Material to process>
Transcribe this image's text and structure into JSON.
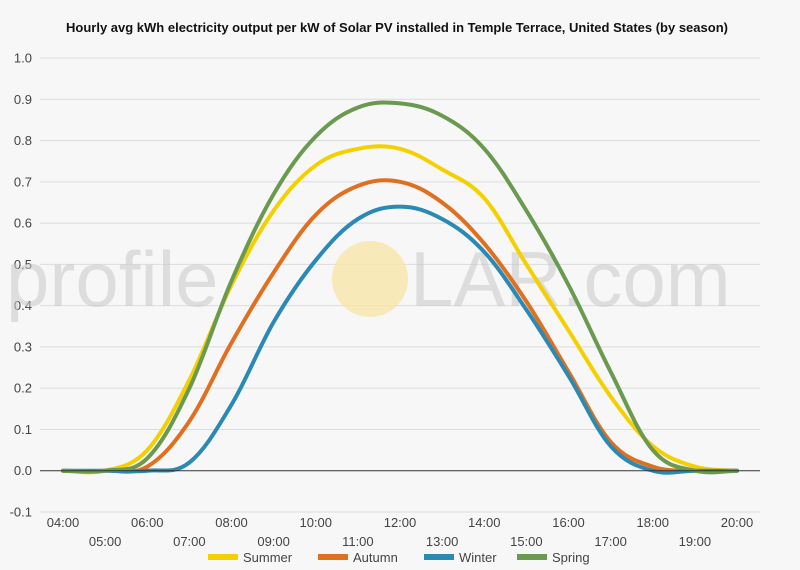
{
  "chart_data": {
    "type": "line",
    "title": "Hourly avg kWh electricity output per kW of Solar PV installed in Temple Terrace, United States (by season)",
    "xlabel": "",
    "ylabel": "",
    "ylim": [
      -0.1,
      1.0
    ],
    "yticks": [
      "-0.1",
      "0.0",
      "0.1",
      "0.2",
      "0.3",
      "0.4",
      "0.5",
      "0.6",
      "0.7",
      "0.8",
      "0.9",
      "1.0"
    ],
    "yticks_values": [
      -0.1,
      0.0,
      0.1,
      0.2,
      0.3,
      0.4,
      0.5,
      0.6,
      0.7,
      0.8,
      0.9,
      1.0
    ],
    "x": [
      "04:00",
      "05:00",
      "06:00",
      "07:00",
      "08:00",
      "09:00",
      "10:00",
      "11:00",
      "12:00",
      "13:00",
      "14:00",
      "15:00",
      "16:00",
      "17:00",
      "18:00",
      "19:00",
      "20:00"
    ],
    "grid": true,
    "legend_position": "bottom",
    "series": [
      {
        "name": "Summer",
        "color": "#f5d000",
        "values": [
          0.0,
          0.0,
          0.05,
          0.22,
          0.45,
          0.63,
          0.74,
          0.78,
          0.78,
          0.73,
          0.66,
          0.5,
          0.34,
          0.18,
          0.06,
          0.01,
          0.0
        ]
      },
      {
        "name": "Autumn",
        "color": "#e07020",
        "values": [
          0.0,
          0.0,
          0.01,
          0.12,
          0.31,
          0.48,
          0.62,
          0.69,
          0.7,
          0.65,
          0.55,
          0.41,
          0.24,
          0.07,
          0.01,
          0.0,
          0.0
        ]
      },
      {
        "name": "Winter",
        "color": "#2b8ab3",
        "values": [
          0.0,
          0.0,
          0.0,
          0.02,
          0.16,
          0.36,
          0.51,
          0.61,
          0.64,
          0.61,
          0.53,
          0.39,
          0.23,
          0.06,
          0.0,
          0.0,
          0.0
        ]
      },
      {
        "name": "Spring",
        "color": "#6a9a50",
        "values": [
          0.0,
          0.0,
          0.03,
          0.2,
          0.46,
          0.67,
          0.81,
          0.88,
          0.89,
          0.86,
          0.78,
          0.63,
          0.45,
          0.24,
          0.05,
          0.0,
          0.0
        ]
      }
    ]
  },
  "watermark": {
    "left": "profile",
    "right": "LAR.com",
    "sun_color": "#f7e6a8"
  }
}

Task directions> All of the material above is to be copied exactly, except for its images.

Reply to the exercise>
Transcribe this image's text and structure into JSON.
{
  "chart_data": {
    "type": "line",
    "title": "Hourly avg kWh electricity output per kW of Solar PV installed in Temple Terrace, United States (by season)",
    "xlabel": "",
    "ylabel": "",
    "ylim": [
      -0.1,
      1.0
    ],
    "yticks": [
      "-0.1",
      "0.0",
      "0.1",
      "0.2",
      "0.3",
      "0.4",
      "0.5",
      "0.6",
      "0.7",
      "0.8",
      "0.9",
      "1.0"
    ],
    "yticks_values": [
      -0.1,
      0.0,
      0.1,
      0.2,
      0.3,
      0.4,
      0.5,
      0.6,
      0.7,
      0.8,
      0.9,
      1.0
    ],
    "x": [
      "04:00",
      "05:00",
      "06:00",
      "07:00",
      "08:00",
      "09:00",
      "10:00",
      "11:00",
      "12:00",
      "13:00",
      "14:00",
      "15:00",
      "16:00",
      "17:00",
      "18:00",
      "19:00",
      "20:00"
    ],
    "grid": true,
    "legend_position": "bottom",
    "series": [
      {
        "name": "Summer",
        "color": "#f5d000",
        "values": [
          0.0,
          0.0,
          0.05,
          0.22,
          0.45,
          0.63,
          0.74,
          0.78,
          0.78,
          0.73,
          0.66,
          0.5,
          0.34,
          0.18,
          0.06,
          0.01,
          0.0
        ]
      },
      {
        "name": "Autumn",
        "color": "#e07020",
        "values": [
          0.0,
          0.0,
          0.01,
          0.12,
          0.31,
          0.48,
          0.62,
          0.69,
          0.7,
          0.65,
          0.55,
          0.41,
          0.24,
          0.07,
          0.01,
          0.0,
          0.0
        ]
      },
      {
        "name": "Winter",
        "color": "#2b8ab3",
        "values": [
          0.0,
          0.0,
          0.0,
          0.02,
          0.16,
          0.36,
          0.51,
          0.61,
          0.64,
          0.61,
          0.53,
          0.39,
          0.23,
          0.06,
          0.0,
          0.0,
          0.0
        ]
      },
      {
        "name": "Spring",
        "color": "#6a9a50",
        "values": [
          0.0,
          0.0,
          0.03,
          0.2,
          0.46,
          0.67,
          0.81,
          0.88,
          0.89,
          0.86,
          0.78,
          0.63,
          0.45,
          0.24,
          0.05,
          0.0,
          0.0
        ]
      }
    ]
  },
  "watermark": {
    "left": "profile",
    "right": "LAR.com",
    "sun_color": "#f7e6a8"
  }
}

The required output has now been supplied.